GIVEN REQUEST →
Report only the number of lines in the records that contain the word "color".

[start INFORMATION PROVIDED]

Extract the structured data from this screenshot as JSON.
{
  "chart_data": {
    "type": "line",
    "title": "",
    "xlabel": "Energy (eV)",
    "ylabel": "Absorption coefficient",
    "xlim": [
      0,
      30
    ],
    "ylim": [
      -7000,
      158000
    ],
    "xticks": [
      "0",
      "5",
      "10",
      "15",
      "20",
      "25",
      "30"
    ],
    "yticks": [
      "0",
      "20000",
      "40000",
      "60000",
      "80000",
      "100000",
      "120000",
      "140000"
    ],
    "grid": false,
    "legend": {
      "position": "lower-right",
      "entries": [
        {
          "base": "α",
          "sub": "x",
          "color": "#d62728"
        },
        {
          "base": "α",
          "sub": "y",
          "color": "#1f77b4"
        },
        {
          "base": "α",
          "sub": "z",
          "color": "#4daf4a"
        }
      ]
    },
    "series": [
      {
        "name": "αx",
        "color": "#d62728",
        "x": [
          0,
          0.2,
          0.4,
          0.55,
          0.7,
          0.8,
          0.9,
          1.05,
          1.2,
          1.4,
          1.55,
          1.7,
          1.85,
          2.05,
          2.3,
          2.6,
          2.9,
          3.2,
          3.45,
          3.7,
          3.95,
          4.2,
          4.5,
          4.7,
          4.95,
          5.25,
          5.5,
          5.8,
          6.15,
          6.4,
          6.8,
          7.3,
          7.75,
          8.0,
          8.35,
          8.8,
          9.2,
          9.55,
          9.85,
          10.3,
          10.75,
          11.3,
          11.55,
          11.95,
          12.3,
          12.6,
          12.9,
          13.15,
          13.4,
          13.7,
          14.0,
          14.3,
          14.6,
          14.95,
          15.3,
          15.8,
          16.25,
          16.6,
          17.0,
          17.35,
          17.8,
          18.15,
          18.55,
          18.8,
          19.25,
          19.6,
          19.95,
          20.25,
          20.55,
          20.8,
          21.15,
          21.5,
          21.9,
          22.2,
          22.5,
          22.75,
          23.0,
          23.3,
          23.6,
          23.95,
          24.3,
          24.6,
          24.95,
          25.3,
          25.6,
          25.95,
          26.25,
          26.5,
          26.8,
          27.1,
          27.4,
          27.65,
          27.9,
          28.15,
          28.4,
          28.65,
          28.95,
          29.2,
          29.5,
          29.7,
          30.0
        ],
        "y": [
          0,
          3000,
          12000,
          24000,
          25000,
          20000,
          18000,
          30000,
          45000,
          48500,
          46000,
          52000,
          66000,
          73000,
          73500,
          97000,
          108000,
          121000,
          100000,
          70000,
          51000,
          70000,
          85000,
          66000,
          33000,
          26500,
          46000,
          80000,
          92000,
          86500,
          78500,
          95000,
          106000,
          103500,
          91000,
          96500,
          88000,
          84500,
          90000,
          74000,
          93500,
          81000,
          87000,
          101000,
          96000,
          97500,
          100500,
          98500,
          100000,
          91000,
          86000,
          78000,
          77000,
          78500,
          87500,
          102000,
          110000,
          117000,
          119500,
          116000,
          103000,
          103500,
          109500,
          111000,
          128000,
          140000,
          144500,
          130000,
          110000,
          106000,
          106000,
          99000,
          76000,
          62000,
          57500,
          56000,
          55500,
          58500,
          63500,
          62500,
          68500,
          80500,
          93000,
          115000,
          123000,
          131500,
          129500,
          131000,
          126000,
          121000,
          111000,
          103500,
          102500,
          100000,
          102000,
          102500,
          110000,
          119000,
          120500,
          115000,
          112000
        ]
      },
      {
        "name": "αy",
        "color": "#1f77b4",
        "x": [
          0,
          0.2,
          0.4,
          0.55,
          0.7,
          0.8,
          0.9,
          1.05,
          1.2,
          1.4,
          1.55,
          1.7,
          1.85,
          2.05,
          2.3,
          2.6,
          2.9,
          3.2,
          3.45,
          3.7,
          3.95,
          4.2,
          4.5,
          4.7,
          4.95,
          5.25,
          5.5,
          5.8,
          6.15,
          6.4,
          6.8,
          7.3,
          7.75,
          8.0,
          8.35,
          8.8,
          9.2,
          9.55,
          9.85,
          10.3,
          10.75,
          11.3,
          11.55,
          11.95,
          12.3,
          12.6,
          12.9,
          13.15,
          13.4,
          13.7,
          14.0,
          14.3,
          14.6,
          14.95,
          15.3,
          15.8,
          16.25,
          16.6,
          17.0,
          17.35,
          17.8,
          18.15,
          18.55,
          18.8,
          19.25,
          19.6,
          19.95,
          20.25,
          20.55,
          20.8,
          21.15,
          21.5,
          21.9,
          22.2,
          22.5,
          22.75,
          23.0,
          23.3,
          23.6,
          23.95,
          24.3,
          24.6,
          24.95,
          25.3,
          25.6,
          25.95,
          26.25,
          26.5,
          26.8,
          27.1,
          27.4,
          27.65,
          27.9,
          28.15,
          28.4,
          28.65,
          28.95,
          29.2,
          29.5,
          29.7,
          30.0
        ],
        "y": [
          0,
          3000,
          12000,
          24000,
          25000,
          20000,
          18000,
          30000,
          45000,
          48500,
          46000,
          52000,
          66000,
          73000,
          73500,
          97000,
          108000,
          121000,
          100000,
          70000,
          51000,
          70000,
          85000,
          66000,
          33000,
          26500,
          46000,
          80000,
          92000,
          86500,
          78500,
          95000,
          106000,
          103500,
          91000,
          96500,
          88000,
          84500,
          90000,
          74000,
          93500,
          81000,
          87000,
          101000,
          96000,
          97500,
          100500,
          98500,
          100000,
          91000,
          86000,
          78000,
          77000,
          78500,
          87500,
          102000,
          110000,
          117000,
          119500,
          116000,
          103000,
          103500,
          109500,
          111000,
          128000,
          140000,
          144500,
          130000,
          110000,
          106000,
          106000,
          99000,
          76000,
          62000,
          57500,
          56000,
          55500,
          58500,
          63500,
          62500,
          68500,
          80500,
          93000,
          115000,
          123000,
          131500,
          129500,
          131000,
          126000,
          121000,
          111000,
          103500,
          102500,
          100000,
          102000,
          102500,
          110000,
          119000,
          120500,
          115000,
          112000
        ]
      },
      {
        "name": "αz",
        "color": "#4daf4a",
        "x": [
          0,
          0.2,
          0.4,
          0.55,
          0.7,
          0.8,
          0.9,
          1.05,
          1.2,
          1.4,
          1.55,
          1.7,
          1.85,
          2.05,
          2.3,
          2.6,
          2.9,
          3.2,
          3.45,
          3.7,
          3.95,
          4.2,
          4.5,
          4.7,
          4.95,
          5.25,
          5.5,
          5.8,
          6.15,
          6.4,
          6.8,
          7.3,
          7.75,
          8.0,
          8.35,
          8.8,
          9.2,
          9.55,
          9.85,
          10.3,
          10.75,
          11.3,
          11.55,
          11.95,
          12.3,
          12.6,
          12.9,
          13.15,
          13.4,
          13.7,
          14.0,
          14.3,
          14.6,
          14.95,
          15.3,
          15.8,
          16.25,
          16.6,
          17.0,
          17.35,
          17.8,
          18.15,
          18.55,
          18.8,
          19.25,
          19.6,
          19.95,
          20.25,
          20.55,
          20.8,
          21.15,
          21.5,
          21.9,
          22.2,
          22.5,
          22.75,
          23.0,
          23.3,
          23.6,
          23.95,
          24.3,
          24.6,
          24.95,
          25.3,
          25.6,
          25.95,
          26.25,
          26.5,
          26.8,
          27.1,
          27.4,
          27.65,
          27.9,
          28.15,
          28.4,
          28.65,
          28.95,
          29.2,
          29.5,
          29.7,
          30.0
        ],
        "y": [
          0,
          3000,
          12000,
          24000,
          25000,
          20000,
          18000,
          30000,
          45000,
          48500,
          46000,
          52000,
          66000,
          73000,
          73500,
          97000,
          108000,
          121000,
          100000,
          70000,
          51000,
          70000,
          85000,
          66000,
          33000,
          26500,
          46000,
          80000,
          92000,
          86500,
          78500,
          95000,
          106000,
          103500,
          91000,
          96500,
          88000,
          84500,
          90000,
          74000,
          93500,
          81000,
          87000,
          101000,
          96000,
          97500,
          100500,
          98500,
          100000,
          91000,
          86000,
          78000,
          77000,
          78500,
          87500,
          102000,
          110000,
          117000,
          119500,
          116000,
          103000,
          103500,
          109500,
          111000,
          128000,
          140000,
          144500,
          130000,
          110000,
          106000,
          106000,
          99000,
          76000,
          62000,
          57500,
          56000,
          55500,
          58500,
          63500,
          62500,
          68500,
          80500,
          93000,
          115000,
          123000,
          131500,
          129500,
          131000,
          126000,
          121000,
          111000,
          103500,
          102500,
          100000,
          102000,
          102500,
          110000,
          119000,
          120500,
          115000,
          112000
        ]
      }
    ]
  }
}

[end INFORMATION PROVIDED]

RESULT →
6